Exercise instructions: Do any lines in the data below contain "Stigma"? If so, copy every one of them.
**** Records for processing
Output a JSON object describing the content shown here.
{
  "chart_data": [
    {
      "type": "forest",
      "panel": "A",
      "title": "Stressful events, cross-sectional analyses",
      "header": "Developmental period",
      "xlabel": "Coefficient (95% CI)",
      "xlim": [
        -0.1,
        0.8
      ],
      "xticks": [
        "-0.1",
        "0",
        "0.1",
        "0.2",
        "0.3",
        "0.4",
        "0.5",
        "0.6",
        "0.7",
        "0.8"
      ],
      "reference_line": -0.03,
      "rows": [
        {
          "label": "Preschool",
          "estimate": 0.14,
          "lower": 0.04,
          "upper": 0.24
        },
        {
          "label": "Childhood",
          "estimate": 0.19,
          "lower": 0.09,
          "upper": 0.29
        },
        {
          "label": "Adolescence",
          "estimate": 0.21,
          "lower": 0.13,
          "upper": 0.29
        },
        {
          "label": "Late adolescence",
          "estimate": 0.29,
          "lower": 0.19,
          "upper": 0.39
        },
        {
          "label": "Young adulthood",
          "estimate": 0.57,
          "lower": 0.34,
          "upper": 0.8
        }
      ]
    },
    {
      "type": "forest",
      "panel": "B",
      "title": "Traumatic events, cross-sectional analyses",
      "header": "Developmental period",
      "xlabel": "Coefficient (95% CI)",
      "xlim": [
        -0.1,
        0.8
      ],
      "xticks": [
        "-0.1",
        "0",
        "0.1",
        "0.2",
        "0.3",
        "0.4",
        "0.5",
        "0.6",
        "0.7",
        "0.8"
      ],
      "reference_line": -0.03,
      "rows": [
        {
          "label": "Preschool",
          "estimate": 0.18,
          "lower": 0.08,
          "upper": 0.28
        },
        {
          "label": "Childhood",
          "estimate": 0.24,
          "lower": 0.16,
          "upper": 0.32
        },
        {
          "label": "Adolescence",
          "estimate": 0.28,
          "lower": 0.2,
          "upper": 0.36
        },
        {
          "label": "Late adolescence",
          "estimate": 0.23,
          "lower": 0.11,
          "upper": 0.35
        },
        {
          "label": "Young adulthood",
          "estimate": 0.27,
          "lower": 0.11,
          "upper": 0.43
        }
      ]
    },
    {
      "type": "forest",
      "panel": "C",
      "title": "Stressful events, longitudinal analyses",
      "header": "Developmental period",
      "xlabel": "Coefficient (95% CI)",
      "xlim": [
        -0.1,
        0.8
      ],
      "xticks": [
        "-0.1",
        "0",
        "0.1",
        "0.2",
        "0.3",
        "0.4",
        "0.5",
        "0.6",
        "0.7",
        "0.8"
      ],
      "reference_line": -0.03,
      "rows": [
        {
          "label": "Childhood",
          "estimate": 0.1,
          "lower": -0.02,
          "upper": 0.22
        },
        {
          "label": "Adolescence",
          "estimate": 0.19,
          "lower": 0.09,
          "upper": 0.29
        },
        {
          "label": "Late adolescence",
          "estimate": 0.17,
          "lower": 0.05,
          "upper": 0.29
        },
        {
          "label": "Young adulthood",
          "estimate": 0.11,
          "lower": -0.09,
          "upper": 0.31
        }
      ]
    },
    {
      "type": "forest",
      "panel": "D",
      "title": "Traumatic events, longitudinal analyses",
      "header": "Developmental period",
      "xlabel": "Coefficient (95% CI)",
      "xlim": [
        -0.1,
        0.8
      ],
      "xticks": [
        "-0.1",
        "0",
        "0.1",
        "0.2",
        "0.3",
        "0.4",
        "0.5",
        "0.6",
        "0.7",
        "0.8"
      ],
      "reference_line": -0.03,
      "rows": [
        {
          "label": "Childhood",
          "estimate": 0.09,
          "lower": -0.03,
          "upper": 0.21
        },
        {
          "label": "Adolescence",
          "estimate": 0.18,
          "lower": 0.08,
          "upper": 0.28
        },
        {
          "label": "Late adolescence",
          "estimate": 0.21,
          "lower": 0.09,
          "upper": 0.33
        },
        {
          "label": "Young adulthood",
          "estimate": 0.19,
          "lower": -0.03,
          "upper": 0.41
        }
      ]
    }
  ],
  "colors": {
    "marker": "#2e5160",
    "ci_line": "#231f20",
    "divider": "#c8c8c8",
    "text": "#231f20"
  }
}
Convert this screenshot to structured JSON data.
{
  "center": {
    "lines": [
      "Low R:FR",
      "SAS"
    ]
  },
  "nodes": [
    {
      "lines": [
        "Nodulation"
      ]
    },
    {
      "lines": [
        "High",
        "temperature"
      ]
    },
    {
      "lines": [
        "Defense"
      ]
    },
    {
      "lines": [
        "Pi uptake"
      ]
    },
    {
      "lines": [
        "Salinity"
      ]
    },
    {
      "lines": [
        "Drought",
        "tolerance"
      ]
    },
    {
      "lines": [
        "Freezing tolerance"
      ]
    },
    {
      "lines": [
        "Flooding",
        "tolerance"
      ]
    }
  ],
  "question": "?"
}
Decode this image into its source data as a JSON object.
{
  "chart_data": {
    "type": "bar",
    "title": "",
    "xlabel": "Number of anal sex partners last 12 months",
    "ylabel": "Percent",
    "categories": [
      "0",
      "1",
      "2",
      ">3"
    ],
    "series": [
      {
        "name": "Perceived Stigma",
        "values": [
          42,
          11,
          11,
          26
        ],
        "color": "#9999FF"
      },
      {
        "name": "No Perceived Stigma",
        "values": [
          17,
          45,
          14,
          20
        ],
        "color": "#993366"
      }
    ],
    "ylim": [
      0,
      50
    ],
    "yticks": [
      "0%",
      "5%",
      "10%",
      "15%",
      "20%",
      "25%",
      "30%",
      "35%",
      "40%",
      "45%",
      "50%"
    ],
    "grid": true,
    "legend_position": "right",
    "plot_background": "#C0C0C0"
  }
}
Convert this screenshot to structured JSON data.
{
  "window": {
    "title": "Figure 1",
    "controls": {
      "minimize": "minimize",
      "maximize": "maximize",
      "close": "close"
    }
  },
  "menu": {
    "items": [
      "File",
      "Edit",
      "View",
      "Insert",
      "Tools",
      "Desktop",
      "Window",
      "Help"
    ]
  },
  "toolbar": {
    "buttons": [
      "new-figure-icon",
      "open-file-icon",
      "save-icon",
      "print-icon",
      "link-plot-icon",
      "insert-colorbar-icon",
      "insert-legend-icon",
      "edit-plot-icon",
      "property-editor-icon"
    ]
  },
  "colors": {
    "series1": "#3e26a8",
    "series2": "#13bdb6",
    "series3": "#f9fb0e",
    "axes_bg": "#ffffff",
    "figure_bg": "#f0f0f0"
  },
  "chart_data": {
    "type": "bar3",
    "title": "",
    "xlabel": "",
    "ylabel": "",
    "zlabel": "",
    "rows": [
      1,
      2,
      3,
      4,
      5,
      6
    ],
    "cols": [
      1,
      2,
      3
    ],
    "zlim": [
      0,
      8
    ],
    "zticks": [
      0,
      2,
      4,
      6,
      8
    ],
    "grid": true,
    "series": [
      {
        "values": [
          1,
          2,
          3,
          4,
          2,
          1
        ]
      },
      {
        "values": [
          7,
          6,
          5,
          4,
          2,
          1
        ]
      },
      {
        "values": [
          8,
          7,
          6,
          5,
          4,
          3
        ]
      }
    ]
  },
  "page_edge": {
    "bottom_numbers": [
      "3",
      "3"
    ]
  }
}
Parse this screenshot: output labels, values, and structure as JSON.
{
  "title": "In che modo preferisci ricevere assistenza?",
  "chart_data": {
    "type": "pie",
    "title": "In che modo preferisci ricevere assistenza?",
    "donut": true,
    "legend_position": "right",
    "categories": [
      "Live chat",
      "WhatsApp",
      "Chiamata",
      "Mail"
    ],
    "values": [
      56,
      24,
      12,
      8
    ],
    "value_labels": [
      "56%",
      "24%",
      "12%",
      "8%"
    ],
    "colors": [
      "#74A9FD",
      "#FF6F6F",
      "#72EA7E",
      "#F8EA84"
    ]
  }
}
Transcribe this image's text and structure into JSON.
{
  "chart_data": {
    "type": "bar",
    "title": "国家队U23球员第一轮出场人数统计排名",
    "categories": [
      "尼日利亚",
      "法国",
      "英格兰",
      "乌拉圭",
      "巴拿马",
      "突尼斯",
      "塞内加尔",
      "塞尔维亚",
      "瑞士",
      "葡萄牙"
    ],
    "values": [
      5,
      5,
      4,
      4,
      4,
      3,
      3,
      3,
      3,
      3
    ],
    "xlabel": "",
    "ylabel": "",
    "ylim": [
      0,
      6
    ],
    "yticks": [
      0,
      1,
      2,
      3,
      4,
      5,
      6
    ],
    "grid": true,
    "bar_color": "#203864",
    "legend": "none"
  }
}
********
Reply to the task:
        "name": "Perceived Stigma",
        "name": "No Perceived Stigma",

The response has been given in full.